## WHAT YOU SHOULD DO
Return the whole listing exactly as it stands.

## DATA
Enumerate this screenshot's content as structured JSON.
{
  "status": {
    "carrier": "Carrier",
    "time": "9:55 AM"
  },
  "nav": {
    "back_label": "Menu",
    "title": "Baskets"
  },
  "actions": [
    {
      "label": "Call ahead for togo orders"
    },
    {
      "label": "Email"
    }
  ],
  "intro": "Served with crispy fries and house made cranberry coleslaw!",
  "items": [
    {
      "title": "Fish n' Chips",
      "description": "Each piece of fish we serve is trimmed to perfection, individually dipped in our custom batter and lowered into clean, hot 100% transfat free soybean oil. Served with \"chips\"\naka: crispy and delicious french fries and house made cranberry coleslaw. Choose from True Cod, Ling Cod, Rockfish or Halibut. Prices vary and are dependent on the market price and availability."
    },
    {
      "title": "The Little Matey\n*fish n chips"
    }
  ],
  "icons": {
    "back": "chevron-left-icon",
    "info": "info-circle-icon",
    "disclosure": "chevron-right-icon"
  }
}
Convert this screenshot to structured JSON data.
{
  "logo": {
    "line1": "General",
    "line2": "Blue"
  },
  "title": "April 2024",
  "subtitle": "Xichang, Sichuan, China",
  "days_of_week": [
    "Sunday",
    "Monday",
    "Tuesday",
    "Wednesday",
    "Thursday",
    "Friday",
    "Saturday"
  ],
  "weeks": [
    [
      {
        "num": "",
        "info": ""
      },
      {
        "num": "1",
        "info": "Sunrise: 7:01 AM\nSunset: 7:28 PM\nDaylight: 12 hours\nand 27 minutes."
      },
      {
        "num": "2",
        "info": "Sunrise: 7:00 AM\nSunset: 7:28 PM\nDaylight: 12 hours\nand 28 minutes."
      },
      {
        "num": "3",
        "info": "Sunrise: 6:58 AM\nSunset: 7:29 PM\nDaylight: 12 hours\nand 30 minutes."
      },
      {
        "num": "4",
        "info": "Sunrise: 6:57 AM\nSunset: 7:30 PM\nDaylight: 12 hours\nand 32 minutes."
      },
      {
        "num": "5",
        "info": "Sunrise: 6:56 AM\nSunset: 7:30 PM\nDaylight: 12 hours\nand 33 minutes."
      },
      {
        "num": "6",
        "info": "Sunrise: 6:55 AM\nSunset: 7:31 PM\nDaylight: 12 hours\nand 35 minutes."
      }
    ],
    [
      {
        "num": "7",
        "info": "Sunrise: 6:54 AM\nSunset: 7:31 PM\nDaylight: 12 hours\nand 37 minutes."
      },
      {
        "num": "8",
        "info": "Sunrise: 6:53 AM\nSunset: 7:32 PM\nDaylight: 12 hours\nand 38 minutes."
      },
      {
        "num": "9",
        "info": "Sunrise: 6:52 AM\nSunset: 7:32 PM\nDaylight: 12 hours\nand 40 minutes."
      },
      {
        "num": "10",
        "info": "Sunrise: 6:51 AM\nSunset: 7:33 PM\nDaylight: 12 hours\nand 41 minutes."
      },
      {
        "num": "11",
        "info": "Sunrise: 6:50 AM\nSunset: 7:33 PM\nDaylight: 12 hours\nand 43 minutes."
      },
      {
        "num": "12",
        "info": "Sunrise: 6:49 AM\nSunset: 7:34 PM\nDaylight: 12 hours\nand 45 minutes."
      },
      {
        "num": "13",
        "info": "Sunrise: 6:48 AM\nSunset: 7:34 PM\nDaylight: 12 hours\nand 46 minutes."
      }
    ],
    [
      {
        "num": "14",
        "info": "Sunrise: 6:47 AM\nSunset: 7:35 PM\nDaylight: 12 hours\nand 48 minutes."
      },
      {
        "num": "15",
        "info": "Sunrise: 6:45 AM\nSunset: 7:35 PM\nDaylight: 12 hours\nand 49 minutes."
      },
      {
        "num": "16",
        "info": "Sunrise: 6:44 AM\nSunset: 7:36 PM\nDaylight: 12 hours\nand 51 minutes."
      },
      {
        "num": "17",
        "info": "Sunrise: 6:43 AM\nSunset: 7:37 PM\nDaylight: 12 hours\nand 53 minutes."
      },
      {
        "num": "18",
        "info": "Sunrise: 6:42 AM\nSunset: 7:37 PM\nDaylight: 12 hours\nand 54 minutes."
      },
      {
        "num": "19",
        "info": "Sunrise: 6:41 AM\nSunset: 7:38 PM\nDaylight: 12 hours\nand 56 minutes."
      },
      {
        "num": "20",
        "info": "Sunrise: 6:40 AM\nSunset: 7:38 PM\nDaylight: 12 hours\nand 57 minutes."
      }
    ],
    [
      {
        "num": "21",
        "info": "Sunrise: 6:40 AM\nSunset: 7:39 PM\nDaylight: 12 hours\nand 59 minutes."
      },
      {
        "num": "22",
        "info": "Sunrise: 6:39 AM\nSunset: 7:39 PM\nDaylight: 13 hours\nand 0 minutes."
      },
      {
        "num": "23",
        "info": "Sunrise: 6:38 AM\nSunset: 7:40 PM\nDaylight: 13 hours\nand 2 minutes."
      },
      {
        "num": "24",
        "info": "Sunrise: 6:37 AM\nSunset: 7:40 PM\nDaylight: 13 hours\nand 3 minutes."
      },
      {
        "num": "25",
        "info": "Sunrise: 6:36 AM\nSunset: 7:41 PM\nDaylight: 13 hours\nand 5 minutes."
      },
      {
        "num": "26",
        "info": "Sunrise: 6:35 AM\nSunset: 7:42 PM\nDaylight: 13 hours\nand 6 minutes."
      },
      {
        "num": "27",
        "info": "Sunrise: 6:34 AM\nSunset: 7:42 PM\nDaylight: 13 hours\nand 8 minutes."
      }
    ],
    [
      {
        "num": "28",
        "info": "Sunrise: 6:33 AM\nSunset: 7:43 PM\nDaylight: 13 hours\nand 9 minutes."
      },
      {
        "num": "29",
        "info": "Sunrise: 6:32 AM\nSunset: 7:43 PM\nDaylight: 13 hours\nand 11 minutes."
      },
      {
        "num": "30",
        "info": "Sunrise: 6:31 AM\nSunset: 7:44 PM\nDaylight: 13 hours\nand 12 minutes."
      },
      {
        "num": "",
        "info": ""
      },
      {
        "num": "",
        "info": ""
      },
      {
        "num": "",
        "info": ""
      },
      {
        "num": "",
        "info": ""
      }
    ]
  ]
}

## COMPLETE ANSWER
Enumerate this screenshot's content as structured JSON.
{
  "status": {
    "carrier": "Carrier",
    "time": "9:55 AM"
  },
  "nav": {
    "back_label": "Menu",
    "title": "Baskets"
  },
  "actions": [
    {
      "label": "Call ahead for togo orders"
    },
    {
      "label": "Email"
    }
  ],
  "intro": "Served with crispy fries and house made cranberry coleslaw!",
  "items": [
    {
      "title": "Fish n' Chips",
      "description": "Each piece of fish we serve is trimmed to perfection, individually dipped in our custom batter and lowered into clean, hot 100% transfat free soybean oil. Served with \"chips\"\naka: crispy and delicious french fries and house made cranberry coleslaw. Choose from True Cod, Ling Cod, Rockfish or Halibut. Prices vary and are dependent on the market price and availability."
    },
    {
      "title": "The Little Matey\n*fish n chips"
    }
  ],
  "icons": {
    "back": "chevron-left-icon",
    "info": "info-circle-icon",
    "disclosure": "chevron-right-icon"
  }
}
Convert this screenshot to structured JSON data.
{
  "logo": {
    "line1": "General",
    "line2": "Blue"
  },
  "title": "April 2024",
  "subtitle": "Xichang, Sichuan, China",
  "days_of_week": [
    "Sunday",
    "Monday",
    "Tuesday",
    "Wednesday",
    "Thursday",
    "Friday",
    "Saturday"
  ],
  "weeks": [
    [
      {
        "num": "",
        "info": ""
      },
      {
        "num": "1",
        "info": "Sunrise: 7:01 AM\nSunset: 7:28 PM\nDaylight: 12 hours\nand 27 minutes."
      },
      {
        "num": "2",
        "info": "Sunrise: 7:00 AM\nSunset: 7:28 PM\nDaylight: 12 hours\nand 28 minutes."
      },
      {
        "num": "3",
        "info": "Sunrise: 6:58 AM\nSunset: 7:29 PM\nDaylight: 12 hours\nand 30 minutes."
      },
      {
        "num": "4",
        "info": "Sunrise: 6:57 AM\nSunset: 7:30 PM\nDaylight: 12 hours\nand 32 minutes."
      },
      {
        "num": "5",
        "info": "Sunrise: 6:56 AM\nSunset: 7:30 PM\nDaylight: 12 hours\nand 33 minutes."
      },
      {
        "num": "6",
        "info": "Sunrise: 6:55 AM\nSunset: 7:31 PM\nDaylight: 12 hours\nand 35 minutes."
      }
    ],
    [
      {
        "num": "7",
        "info": "Sunrise: 6:54 AM\nSunset: 7:31 PM\nDaylight: 12 hours\nand 37 minutes."
      },
      {
        "num": "8",
        "info": "Sunrise: 6:53 AM\nSunset: 7:32 PM\nDaylight: 12 hours\nand 38 minutes."
      },
      {
        "num": "9",
        "info": "Sunrise: 6:52 AM\nSunset: 7:32 PM\nDaylight: 12 hours\nand 40 minutes."
      },
      {
        "num": "10",
        "info": "Sunrise: 6:51 AM\nSunset: 7:33 PM\nDaylight: 12 hours\nand 41 minutes."
      },
      {
        "num": "11",
        "info": "Sunrise: 6:50 AM\nSunset: 7:33 PM\nDaylight: 12 hours\nand 43 minutes."
      },
      {
        "num": "12",
        "info": "Sunrise: 6:49 AM\nSunset: 7:34 PM\nDaylight: 12 hours\nand 45 minutes."
      },
      {
        "num": "13",
        "info": "Sunrise: 6:48 AM\nSunset: 7:34 PM\nDaylight: 12 hours\nand 46 minutes."
      }
    ],
    [
      {
        "num": "14",
        "info": "Sunrise: 6:47 AM\nSunset: 7:35 PM\nDaylight: 12 hours\nand 48 minutes."
      },
      {
        "num": "15",
        "info": "Sunrise: 6:45 AM\nSunset: 7:35 PM\nDaylight: 12 hours\nand 49 minutes."
      },
      {
        "num": "16",
        "info": "Sunrise: 6:44 AM\nSunset: 7:36 PM\nDaylight: 12 hours\nand 51 minutes."
      },
      {
        "num": "17",
        "info": "Sunrise: 6:43 AM\nSunset: 7:37 PM\nDaylight: 12 hours\nand 53 minutes."
      },
      {
        "num": "18",
        "info": "Sunrise: 6:42 AM\nSunset: 7:37 PM\nDaylight: 12 hours\nand 54 minutes."
      },
      {
        "num": "19",
        "info": "Sunrise: 6:41 AM\nSunset: 7:38 PM\nDaylight: 12 hours\nand 56 minutes."
      },
      {
        "num": "20",
        "info": "Sunrise: 6:40 AM\nSunset: 7:38 PM\nDaylight: 12 hours\nand 57 minutes."
      }
    ],
    [
      {
        "num": "21",
        "info": "Sunrise: 6:40 AM\nSunset: 7:39 PM\nDaylight: 12 hours\nand 59 minutes."
      },
      {
        "num": "22",
        "info": "Sunrise: 6:39 AM\nSunset: 7:39 PM\nDaylight: 13 hours\nand 0 minutes."
      },
      {
        "num": "23",
        "info": "Sunrise: 6:38 AM\nSunset: 7:40 PM\nDaylight: 13 hours\nand 2 minutes."
      },
      {
        "num": "24",
        "info": "Sunrise: 6:37 AM\nSunset: 7:40 PM\nDaylight: 13 hours\nand 3 minutes."
      },
      {
        "num": "25",
        "info": "Sunrise: 6:36 AM\nSunset: 7:41 PM\nDaylight: 13 hours\nand 5 minutes."
      },
      {
        "num": "26",
        "info": "Sunrise: 6:35 AM\nSunset: 7:42 PM\nDaylight: 13 hours\nand 6 minutes."
      },
      {
        "num": "27",
        "info": "Sunrise: 6:34 AM\nSunset: 7:42 PM\nDaylight: 13 hours\nand 8 minutes."
      }
    ],
    [
      {
        "num": "28",
        "info": "Sunrise: 6:33 AM\nSunset: 7:43 PM\nDaylight: 13 hours\nand 9 minutes."
      },
      {
        "num": "29",
        "info": "Sunrise: 6:32 AM\nSunset: 7:43 PM\nDaylight: 13 hours\nand 11 minutes."
      },
      {
        "num": "30",
        "info": "Sunrise: 6:31 AM\nSunset: 7:44 PM\nDaylight: 13 hours\nand 12 minutes."
      },
      {
        "num": "",
        "info": ""
      },
      {
        "num": "",
        "info": ""
      },
      {
        "num": "",
        "info": ""
      },
      {
        "num": "",
        "info": ""
      }
    ]
  ]
}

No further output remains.